Say the number of lines containing the string "gånger", and say nothing else.

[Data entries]

○ ○ ○ ○ ○

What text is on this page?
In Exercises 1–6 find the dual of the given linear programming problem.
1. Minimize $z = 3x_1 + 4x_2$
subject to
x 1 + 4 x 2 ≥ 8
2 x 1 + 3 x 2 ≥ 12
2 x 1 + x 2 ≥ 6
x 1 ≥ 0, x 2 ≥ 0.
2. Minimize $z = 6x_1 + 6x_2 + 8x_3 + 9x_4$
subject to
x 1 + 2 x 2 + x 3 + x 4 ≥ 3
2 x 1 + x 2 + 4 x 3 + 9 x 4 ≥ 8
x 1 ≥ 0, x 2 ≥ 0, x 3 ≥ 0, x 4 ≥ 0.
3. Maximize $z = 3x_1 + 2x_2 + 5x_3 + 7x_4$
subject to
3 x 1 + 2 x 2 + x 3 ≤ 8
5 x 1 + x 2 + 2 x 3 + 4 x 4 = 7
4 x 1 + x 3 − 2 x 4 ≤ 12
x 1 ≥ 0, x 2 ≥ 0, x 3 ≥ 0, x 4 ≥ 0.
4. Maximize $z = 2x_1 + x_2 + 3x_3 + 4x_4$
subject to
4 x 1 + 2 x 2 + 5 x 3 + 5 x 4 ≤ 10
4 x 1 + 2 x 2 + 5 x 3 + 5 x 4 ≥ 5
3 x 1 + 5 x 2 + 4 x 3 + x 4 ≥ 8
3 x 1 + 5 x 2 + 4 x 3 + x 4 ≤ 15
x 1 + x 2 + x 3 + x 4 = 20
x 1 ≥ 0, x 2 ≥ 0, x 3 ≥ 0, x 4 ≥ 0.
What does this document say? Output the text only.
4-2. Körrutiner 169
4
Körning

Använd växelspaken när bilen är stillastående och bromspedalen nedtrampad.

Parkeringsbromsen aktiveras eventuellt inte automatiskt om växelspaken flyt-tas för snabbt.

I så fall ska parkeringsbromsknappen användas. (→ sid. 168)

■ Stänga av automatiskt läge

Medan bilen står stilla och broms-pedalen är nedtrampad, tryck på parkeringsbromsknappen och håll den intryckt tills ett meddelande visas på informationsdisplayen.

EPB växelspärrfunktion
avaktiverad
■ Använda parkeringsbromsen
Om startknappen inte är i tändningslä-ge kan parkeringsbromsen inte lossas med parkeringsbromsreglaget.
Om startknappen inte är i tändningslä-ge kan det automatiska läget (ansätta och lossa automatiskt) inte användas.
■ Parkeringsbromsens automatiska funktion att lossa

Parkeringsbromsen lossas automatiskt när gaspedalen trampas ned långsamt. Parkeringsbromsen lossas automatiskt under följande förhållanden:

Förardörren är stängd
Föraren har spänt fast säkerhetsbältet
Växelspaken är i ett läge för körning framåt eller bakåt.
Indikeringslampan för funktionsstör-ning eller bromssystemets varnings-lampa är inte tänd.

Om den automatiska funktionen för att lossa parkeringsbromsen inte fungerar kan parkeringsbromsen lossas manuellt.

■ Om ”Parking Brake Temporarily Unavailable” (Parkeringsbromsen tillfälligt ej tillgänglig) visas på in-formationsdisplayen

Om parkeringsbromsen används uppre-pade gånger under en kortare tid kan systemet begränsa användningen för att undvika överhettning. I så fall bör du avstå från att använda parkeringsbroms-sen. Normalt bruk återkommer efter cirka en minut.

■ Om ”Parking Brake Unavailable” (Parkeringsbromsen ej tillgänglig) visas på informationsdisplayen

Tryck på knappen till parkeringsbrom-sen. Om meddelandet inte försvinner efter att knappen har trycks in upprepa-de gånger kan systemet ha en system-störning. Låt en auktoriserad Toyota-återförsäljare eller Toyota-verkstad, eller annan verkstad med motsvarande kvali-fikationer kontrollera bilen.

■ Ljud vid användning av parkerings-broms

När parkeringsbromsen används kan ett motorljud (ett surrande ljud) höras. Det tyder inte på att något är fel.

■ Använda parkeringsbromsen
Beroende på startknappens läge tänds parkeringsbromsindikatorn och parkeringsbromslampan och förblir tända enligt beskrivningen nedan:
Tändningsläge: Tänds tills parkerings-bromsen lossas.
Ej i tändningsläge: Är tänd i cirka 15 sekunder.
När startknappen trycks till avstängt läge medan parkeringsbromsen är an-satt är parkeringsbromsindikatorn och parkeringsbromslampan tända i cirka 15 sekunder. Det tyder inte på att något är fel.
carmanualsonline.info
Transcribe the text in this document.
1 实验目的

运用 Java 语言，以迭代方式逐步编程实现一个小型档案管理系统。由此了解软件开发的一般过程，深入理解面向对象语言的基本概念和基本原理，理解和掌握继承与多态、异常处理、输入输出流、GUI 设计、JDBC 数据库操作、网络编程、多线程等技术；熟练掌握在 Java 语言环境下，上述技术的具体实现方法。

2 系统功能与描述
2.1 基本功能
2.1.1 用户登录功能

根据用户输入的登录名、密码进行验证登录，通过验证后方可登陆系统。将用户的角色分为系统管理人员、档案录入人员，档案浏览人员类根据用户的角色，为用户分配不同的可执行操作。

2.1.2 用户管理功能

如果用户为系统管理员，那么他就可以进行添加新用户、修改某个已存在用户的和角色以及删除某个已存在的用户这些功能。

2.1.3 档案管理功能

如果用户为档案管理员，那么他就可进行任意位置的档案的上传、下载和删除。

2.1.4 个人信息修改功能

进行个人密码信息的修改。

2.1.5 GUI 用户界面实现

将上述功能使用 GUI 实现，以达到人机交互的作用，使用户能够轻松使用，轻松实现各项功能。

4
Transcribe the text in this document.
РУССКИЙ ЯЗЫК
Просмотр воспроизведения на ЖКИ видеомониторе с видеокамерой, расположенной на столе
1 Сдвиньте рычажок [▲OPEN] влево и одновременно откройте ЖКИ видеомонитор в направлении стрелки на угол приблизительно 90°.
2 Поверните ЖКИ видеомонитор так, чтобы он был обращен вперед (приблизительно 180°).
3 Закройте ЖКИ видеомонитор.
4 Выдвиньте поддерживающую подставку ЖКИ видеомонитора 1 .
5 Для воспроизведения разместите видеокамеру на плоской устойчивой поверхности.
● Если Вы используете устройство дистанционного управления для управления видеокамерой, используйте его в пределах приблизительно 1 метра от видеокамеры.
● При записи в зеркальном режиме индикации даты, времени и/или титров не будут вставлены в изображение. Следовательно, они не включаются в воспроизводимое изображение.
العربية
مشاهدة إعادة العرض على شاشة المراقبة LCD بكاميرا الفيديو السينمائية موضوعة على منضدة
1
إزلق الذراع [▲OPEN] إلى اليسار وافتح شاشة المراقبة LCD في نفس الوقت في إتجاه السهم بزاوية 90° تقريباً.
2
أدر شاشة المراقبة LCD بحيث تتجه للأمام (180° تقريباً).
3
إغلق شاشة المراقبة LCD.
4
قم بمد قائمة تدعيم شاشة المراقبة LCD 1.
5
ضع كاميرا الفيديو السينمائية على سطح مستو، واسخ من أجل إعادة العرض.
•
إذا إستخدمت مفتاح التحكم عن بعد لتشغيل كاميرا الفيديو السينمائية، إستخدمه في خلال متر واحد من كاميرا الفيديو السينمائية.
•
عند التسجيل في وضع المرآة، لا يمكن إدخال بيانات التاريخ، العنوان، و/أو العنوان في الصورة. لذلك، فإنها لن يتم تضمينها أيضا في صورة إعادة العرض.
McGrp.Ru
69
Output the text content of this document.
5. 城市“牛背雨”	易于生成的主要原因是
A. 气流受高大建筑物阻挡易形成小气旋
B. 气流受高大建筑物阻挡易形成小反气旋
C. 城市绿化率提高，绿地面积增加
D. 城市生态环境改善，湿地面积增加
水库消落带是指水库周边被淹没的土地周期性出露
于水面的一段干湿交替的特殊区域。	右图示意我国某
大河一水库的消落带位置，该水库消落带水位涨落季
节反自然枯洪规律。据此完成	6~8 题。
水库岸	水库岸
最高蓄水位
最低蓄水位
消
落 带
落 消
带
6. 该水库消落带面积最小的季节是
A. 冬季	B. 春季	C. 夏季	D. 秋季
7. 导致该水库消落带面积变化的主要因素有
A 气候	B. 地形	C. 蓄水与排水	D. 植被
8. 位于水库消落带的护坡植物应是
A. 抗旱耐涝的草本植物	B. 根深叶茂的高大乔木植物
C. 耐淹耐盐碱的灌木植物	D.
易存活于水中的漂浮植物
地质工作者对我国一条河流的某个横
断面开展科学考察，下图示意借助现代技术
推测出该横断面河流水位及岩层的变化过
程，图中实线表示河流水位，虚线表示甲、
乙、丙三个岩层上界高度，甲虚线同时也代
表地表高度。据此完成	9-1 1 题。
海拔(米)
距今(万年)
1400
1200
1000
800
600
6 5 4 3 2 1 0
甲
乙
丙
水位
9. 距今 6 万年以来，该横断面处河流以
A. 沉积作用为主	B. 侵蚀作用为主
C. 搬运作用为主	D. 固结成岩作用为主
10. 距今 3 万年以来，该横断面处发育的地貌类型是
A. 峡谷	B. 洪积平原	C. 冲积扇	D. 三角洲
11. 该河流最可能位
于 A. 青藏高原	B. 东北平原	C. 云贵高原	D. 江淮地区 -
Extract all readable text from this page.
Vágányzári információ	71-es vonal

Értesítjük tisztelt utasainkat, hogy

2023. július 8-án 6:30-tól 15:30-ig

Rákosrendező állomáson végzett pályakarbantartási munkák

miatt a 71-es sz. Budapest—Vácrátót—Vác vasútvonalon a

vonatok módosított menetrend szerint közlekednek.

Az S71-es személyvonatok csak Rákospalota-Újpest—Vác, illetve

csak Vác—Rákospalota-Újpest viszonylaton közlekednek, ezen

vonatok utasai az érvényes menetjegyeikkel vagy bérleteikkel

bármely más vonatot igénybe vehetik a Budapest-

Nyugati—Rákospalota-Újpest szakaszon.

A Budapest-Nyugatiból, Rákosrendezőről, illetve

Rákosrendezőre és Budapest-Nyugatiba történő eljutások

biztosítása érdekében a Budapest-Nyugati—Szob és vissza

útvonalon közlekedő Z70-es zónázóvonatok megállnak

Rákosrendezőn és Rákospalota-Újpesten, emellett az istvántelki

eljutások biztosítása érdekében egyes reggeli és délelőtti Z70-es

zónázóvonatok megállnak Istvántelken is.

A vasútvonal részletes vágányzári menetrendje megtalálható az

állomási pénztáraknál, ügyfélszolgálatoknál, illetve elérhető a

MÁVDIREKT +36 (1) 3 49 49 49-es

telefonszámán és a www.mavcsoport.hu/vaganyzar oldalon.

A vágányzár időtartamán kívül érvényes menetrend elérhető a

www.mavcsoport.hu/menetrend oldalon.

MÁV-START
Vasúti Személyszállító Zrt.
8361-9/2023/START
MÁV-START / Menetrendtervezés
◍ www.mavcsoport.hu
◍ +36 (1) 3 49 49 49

○ ○ ○ ○ ○

**OUTPUT OF THE TASK**. 2